*Given request:* Extract every entry word for word. Skip the pictures.

*Records provided:*
▶

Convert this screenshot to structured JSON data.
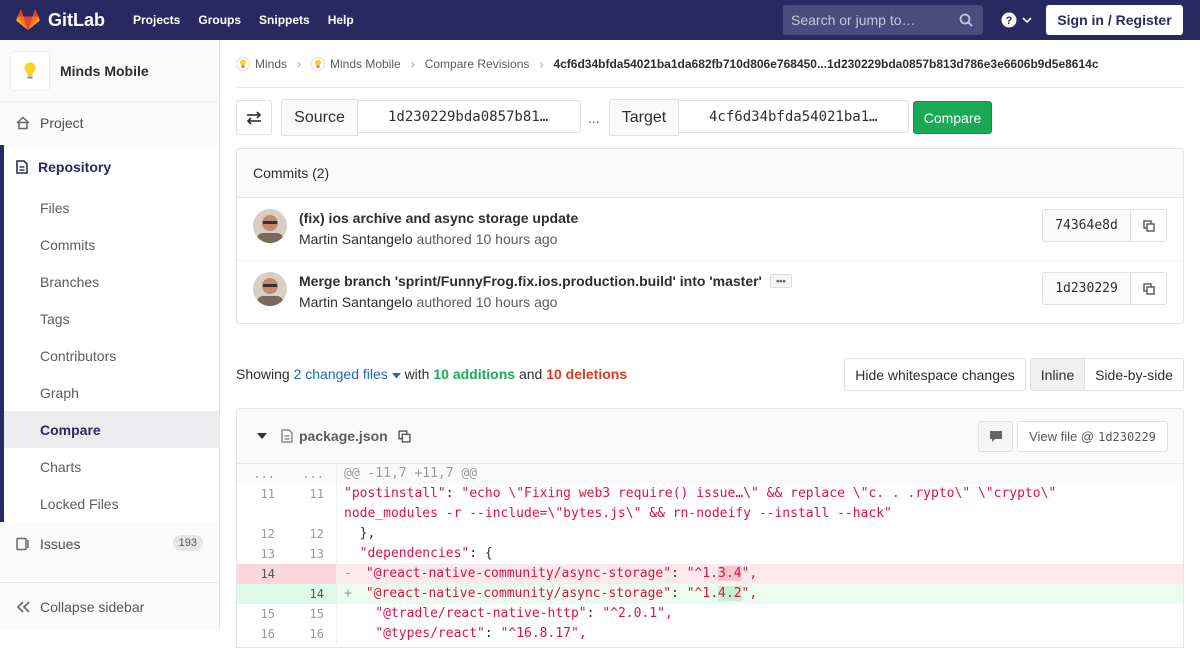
{
  "navbar": {
    "brand": "GitLab",
    "links": [
      "Projects",
      "Groups",
      "Snippets",
      "Help"
    ],
    "search_placeholder": "Search or jump to…",
    "signin": "Sign in / Register",
    "colors": {
      "bg": "#292961",
      "logo_orange": "#fc6d26"
    }
  },
  "sidebar": {
    "project_name": "Minds Mobile",
    "project": "Project",
    "repository": "Repository",
    "repo_items": [
      "Files",
      "Commits",
      "Branches",
      "Tags",
      "Contributors",
      "Graph",
      "Compare",
      "Charts",
      "Locked Files"
    ],
    "active_item": "Compare",
    "issues": "Issues",
    "issues_count": "193",
    "collapse": "Collapse sidebar"
  },
  "breadcrumb": {
    "items": [
      "Minds",
      "Minds Mobile",
      "Compare Revisions"
    ],
    "current": "4cf6d34bfda54021ba1da682fb710d806e768450...1d230229bda0857b813d786e3e6606b9d5e8614c"
  },
  "compare": {
    "source_label": "Source",
    "source_value": "1d230229bda0857b81…",
    "dots": "...",
    "target_label": "Target",
    "target_value": "4cf6d34bfda54021ba1…",
    "button": "Compare",
    "button_color": "#1aaa55"
  },
  "commits": {
    "header": "Commits (2)",
    "items": [
      {
        "title": "(fix) ios archive and async storage update",
        "author": "Martin Santangelo",
        "action": "authored",
        "time": "10 hours ago",
        "sha": "74364e8d"
      },
      {
        "title": "Merge branch 'sprint/FunnyFrog.fix.ios.production.build' into 'master'",
        "author": "Martin Santangelo",
        "action": "authored",
        "time": "10 hours ago",
        "sha": "1d230229"
      }
    ]
  },
  "summary": {
    "showing": "Showing",
    "changed": "2 changed files",
    "with": "with",
    "additions": "10 additions",
    "and": "and",
    "deletions": "10 deletions",
    "hide_ws": "Hide whitespace changes",
    "inline": "Inline",
    "side_by_side": "Side-by-side"
  },
  "file": {
    "name": "package.json",
    "view_label": "View file @",
    "view_sha": "1d230229",
    "hunk_header": "@@ -11,7 +11,7 @@",
    "lines": [
      {
        "old": "11",
        "new": "11",
        "type": "ctx",
        "key": "\"postinstall\"",
        "sep": ": ",
        "val": "\"echo \\\"Fixing web3 require() issue…\\\" && replace \\\"c. . .rypto\\\" \\\"crypto\\\" node_modules -r --include=\\\"bytes.js\\\" && rn-nodeify --install --hack\""
      },
      {
        "old": "12",
        "new": "12",
        "type": "ctx",
        "text": "  },"
      },
      {
        "old": "13",
        "new": "13",
        "type": "ctx",
        "key": "\"dependencies\"",
        "sep": ": {",
        "val": ""
      },
      {
        "old": "14",
        "new": "",
        "type": "del",
        "key": "\"@react-native-community/async-storage\"",
        "sep": ": ",
        "pre": "\"^1.",
        "hl": "3.4",
        "post": "\","
      },
      {
        "old": "",
        "new": "14",
        "type": "add",
        "key": "\"@react-native-community/async-storage\"",
        "sep": ": ",
        "pre": "\"^1.",
        "hl": "4.2",
        "post": "\","
      },
      {
        "old": "15",
        "new": "15",
        "type": "ctx",
        "key": "\"@tradle/react-native-http\"",
        "sep": ": ",
        "val": "\"^2.0.1\","
      },
      {
        "old": "16",
        "new": "16",
        "type": "ctx",
        "key": "\"@types/react\"",
        "sep": ": ",
        "val": "\"^16.8.17\","
      }
    ]
  }
}
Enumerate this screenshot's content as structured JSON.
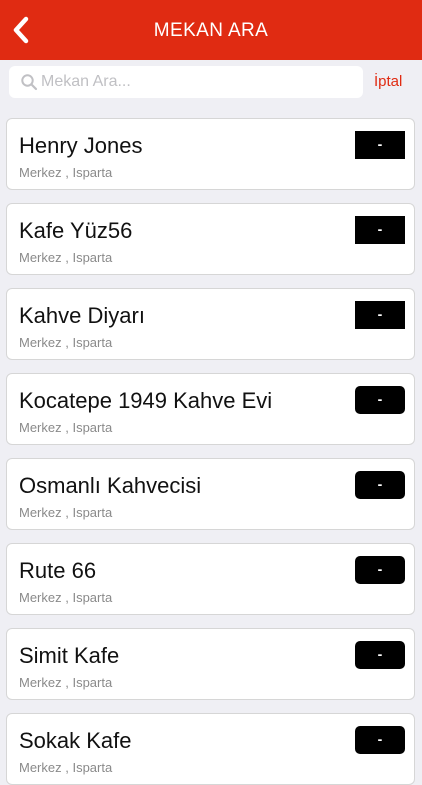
{
  "header": {
    "title": "MEKAN ARA",
    "back_icon": "chevron-left-icon",
    "background": "#e02b12"
  },
  "search": {
    "placeholder": "Mekan Ara...",
    "value": "",
    "cancel_label": "İptal",
    "icon": "search-icon"
  },
  "venues": [
    {
      "name": "Henry Jones",
      "location": "Merkez , Isparta",
      "badge": "-",
      "badge_style": "square"
    },
    {
      "name": "Kafe Yüz56",
      "location": "Merkez , Isparta",
      "badge": "-",
      "badge_style": "square"
    },
    {
      "name": "Kahve Diyarı",
      "location": "Merkez , Isparta",
      "badge": "-",
      "badge_style": "square"
    },
    {
      "name": "Kocatepe 1949 Kahve Evi",
      "location": "Merkez , Isparta",
      "badge": "-",
      "badge_style": "rounded"
    },
    {
      "name": "Osmanlı Kahvecisi",
      "location": "Merkez , Isparta",
      "badge": "-",
      "badge_style": "rounded"
    },
    {
      "name": "Rute 66",
      "location": "Merkez , Isparta",
      "badge": "-",
      "badge_style": "rounded"
    },
    {
      "name": "Simit Kafe",
      "location": "Merkez , Isparta",
      "badge": "-",
      "badge_style": "rounded"
    },
    {
      "name": "Sokak Kafe",
      "location": "Merkez , Isparta",
      "badge": "-",
      "badge_style": "rounded"
    }
  ]
}
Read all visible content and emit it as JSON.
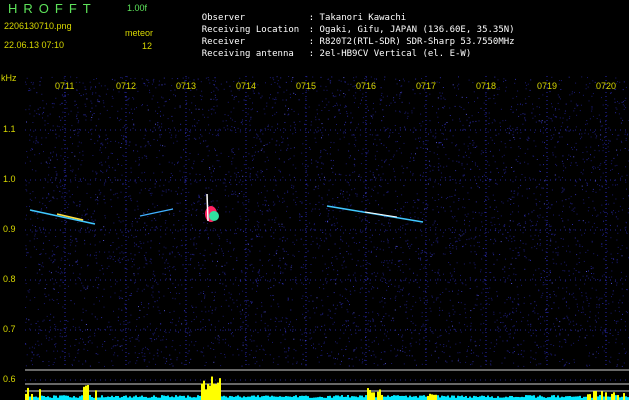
{
  "header": {
    "app_name": "HROFFT",
    "version": "1.00f",
    "filename": "2206130710.png",
    "datetime": "22.06.13 07:10",
    "mode": "meteor",
    "count": "12"
  },
  "info": [
    {
      "label": "Observer",
      "value": ": Takanori Kawachi"
    },
    {
      "label": "Receiving Location",
      "value": ": Ogaki, Gifu, JAPAN (136.60E, 35.35N)"
    },
    {
      "label": "Receiver",
      "value": ": R820T2(RTL-SDR) SDR-Sharp 53.7550MHz"
    },
    {
      "label": "Receiving antenna",
      "value": ": 2el-HB9CV Vertical (el. E-W)"
    }
  ],
  "axis": {
    "unit": "kHz",
    "y_ticks": [
      "1.1",
      "1.0",
      "0.9",
      "0.8",
      "0.7",
      "0.6"
    ],
    "x_ticks": [
      "0711",
      "0712",
      "0713",
      "0714",
      "0715",
      "0716",
      "0717",
      "0718",
      "0719",
      "0720"
    ]
  },
  "colors": {
    "label": "#d8d800",
    "grid": "#3a3aff",
    "noise": "#1a1a70",
    "bar": "#00e8ff",
    "burst": "#ffff00"
  }
}
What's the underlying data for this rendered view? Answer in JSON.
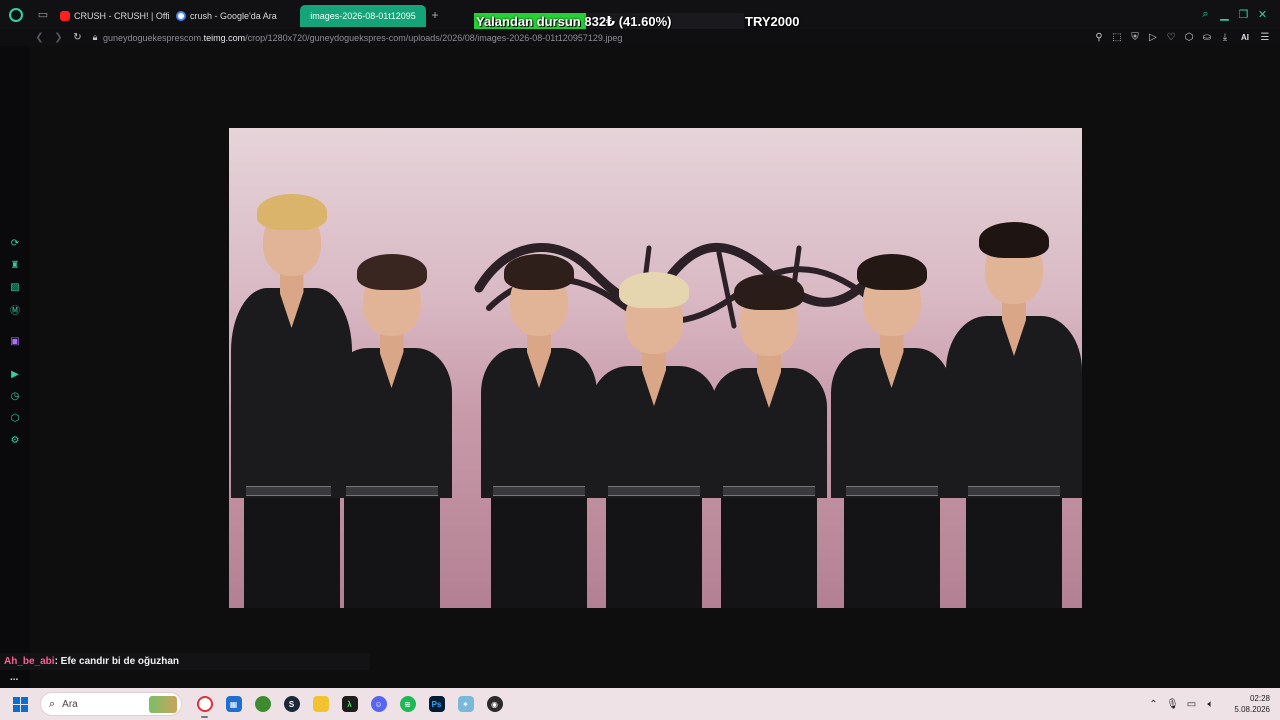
{
  "browser": {
    "tabs": [
      {
        "label": "CRUSH - CRUSH! | Official",
        "type": "yt",
        "active": false
      },
      {
        "label": "crush - Google'da Ara",
        "type": "google",
        "active": false
      },
      {
        "label": "images-2026-08-01t12095",
        "type": "image",
        "active": true
      }
    ],
    "new_tab_symbol": "+",
    "url_prefix": "guneydoguekesprescom.",
    "url_host": "teimg.com",
    "url_path": "/crop/1280x720/guneydoguekspres-com/uploads/2026/08/images-2026-08-01t120957129.jpeg",
    "ai_label": "AI"
  },
  "overlay": {
    "goal_text": "Yalandan dursun  832₺ (41.60%)",
    "goal_progress": 41.6,
    "goal_target": "TRY2000"
  },
  "chat": {
    "user": "Ah_be_abi",
    "message": " : Efe candır bi de oğuzhan",
    "more": "..."
  },
  "taskbar": {
    "search_placeholder": "Ara",
    "time": "02:28",
    "date": "5.08.2026"
  },
  "colors": {
    "accent": "#2fd1a0",
    "active_tab": "#15a47a",
    "goal_fill": "#25d135",
    "chat_user": "#ff5d8f"
  }
}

◀

*Task answer:*
Convert this screenshot to structured JSON data.
{
  "navbar": {
    "brand": "GitLab",
    "links": [
      "Projects",
      "Groups",
      "Snippets",
      "Help"
    ],
    "search_placeholder": "Search or jump to…",
    "signin": "Sign in / Register",
    "colors": {
      "bg": "#292961",
      "logo_orange": "#fc6d26"
    }
  },
  "sidebar": {
    "project_name": "Minds Mobile",
    "project": "Project",
    "repository": "Repository",
    "repo_items": [
      "Files",
      "Commits",
      "Branches",
      "Tags",
      "Contributors",
      "Graph",
      "Compare",
      "Charts",
      "Locked Files"
    ],
    "active_item": "Compare",
    "issues": "Issues",
    "issues_count": "193",
    "collapse": "Collapse sidebar"
  },
  "breadcrumb": {
    "items": [
      "Minds",
      "Minds Mobile",
      "Compare Revisions"
    ],
    "current": "4cf6d34bfda54021ba1da682fb710d806e768450...1d230229bda0857b813d786e3e6606b9d5e8614c"
  },
  "compare": {
    "source_label": "Source",
    "source_value": "1d230229bda0857b81…",
    "dots": "...",
    "target_label": "Target",
    "target_value": "4cf6d34bfda54021ba1…",
    "button": "Compare",
    "button_color": "#1aaa55"
  },
  "commits": {
    "header": "Commits (2)",
    "items": [
      {
        "title": "(fix) ios archive and async storage update",
        "author": "Martin Santangelo",
        "action": "authored",
        "time": "10 hours ago",
        "sha": "74364e8d"
      },
      {
        "title": "Merge branch 'sprint/FunnyFrog.fix.ios.production.build' into 'master'",
        "author": "Martin Santangelo",
        "action": "authored",
        "time": "10 hours ago",
        "sha": "1d230229"
      }
    ]
  },
  "summary": {
    "showing": "Showing",
    "changed": "2 changed files",
    "with": "with",
    "additions": "10 additions",
    "and": "and",
    "deletions": "10 deletions",
    "hide_ws": "Hide whitespace changes",
    "inline": "Inline",
    "side_by_side": "Side-by-side"
  },
  "file": {
    "name": "package.json",
    "view_label": "View file @",
    "view_sha": "1d230229",
    "hunk_header": "@@ -11,7 +11,7 @@",
    "lines": [
      {
        "old": "11",
        "new": "11",
        "type": "ctx",
        "key": "\"postinstall\"",
        "sep": ": ",
        "val": "\"echo \\\"Fixing web3 require() issue…\\\" && replace \\\"c. . .rypto\\\" \\\"crypto\\\" node_modules -r --include=\\\"bytes.js\\\" && rn-nodeify --install --hack\""
      },
      {
        "old": "12",
        "new": "12",
        "type": "ctx",
        "text": "  },"
      },
      {
        "old": "13",
        "new": "13",
        "type": "ctx",
        "key": "\"dependencies\"",
        "sep": ": {",
        "val": ""
      },
      {
        "old": "14",
        "new": "",
        "type": "del",
        "key": "\"@react-native-community/async-storage\"",
        "sep": ": ",
        "pre": "\"^1.",
        "hl": "3.4",
        "post": "\","
      },
      {
        "old": "",
        "new": "14",
        "type": "add",
        "key": "\"@react-native-community/async-storage\"",
        "sep": ": ",
        "pre": "\"^1.",
        "hl": "4.2",
        "post": "\","
      },
      {
        "old": "15",
        "new": "15",
        "type": "ctx",
        "key": "\"@tradle/react-native-http\"",
        "sep": ": ",
        "val": "\"^2.0.1\","
      },
      {
        "old": "16",
        "new": "16",
        "type": "ctx",
        "key": "\"@types/react\"",
        "sep": ": ",
        "val": "\"^16.8.17\","
      }
    ]
  }
}
Enumerate this screenshot's content as structured JSON.
{
  "header": {
    "title": "MEKAN ARA",
    "back_icon": "chevron-left-icon",
    "background": "#e02b12"
  },
  "search": {
    "placeholder": "Mekan Ara...",
    "value": "",
    "cancel_label": "İptal",
    "icon": "search-icon"
  },
  "venues": [
    {
      "name": "Henry Jones",
      "location": "Merkez , Isparta",
      "badge": "-",
      "badge_style": "square"
    },
    {
      "name": "Kafe Yüz56",
      "location": "Merkez , Isparta",
      "badge": "-",
      "badge_style": "square"
    },
    {
      "name": "Kahve Diyarı",
      "location": "Merkez , Isparta",
      "badge": "-",
      "badge_style": "square"
    },
    {
      "name": "Kocatepe 1949 Kahve Evi",
      "location": "Merkez , Isparta",
      "badge": "-",
      "badge_style": "rounded"
    },
    {
      "name": "Osmanlı Kahvecisi",
      "location": "Merkez , Isparta",
      "badge": "-",
      "badge_style": "rounded"
    },
    {
      "name": "Rute 66",
      "location": "Merkez , Isparta",
      "badge": "-",
      "badge_style": "rounded"
    },
    {
      "name": "Simit Kafe",
      "location": "Merkez , Isparta",
      "badge": "-",
      "badge_style": "rounded"
    },
    {
      "name": "Sokak Kafe",
      "location": "Merkez , Isparta",
      "badge": "-",
      "badge_style": "rounded"
    }
  ]
}
Read all visible content and emit it as JSON.
{
  "header": {
    "app_name": "HROFFT",
    "version": "1.00f",
    "filename": "2206130710.png",
    "datetime": "22.06.13 07:10",
    "mode": "meteor",
    "count": "12"
  },
  "info": [
    {
      "label": "Observer",
      "value": ": Takanori Kawachi"
    },
    {
      "label": "Receiving Location",
      "value": ": Ogaki, Gifu, JAPAN (136.60E, 35.35N)"
    },
    {
      "label": "Receiver",
      "value": ": R820T2(RTL-SDR) SDR-Sharp 53.7550MHz"
    },
    {
      "label": "Receiving antenna",
      "value": ": 2el-HB9CV Vertical (el. E-W)"
    }
  ],
  "axis": {
    "unit": "kHz",
    "y_ticks": [
      "1.1",
      "1.0",
      "0.9",
      "0.8",
      "0.7",
      "0.6"
    ],
    "x_ticks": [
      "0711",
      "0712",
      "0713",
      "0714",
      "0715",
      "0716",
      "0717",
      "0718",
      "0719",
      "0720"
    ]
  },
  "colors": {
    "label": "#d8d800",
    "grid": "#3a3aff",
    "noise": "#1a1a70",
    "bar": "#00e8ff",
    "burst": "#ffff00"
  }
}
What's the underlying data for this rendered view? Answer in JSON.
{
  "browser": {
    "tabs": [
      {
        "label": "CRUSH - CRUSH! | Official",
        "type": "yt",
        "active": false
      },
      {
        "label": "crush - Google'da Ara",
        "type": "google",
        "active": false
      },
      {
        "label": "images-2026-08-01t12095",
        "type": "image",
        "active": true
      }
    ],
    "new_tab_symbol": "+",
    "url_prefix": "guneydoguekesprescom.",
    "url_host": "teimg.com",
    "url_path": "/crop/1280x720/guneydoguekspres-com/uploads/2026/08/images-2026-08-01t120957129.jpeg",
    "ai_label": "AI"
  },
  "overlay": {
    "goal_text": "Yalandan dursun  832₺ (41.60%)",
    "goal_progress": 41.6,
    "goal_target": "TRY2000"
  },
  "chat": {
    "user": "Ah_be_abi",
    "message": " : Efe candır bi de oğuzhan",
    "more": "..."
  },
  "taskbar": {
    "search_placeholder": "Ara",
    "time": "02:28",
    "date": "5.08.2026"
  },
  "colors": {
    "accent": "#2fd1a0",
    "active_tab": "#15a47a",
    "goal_fill": "#25d135",
    "chat_user": "#ff5d8f"
  }
}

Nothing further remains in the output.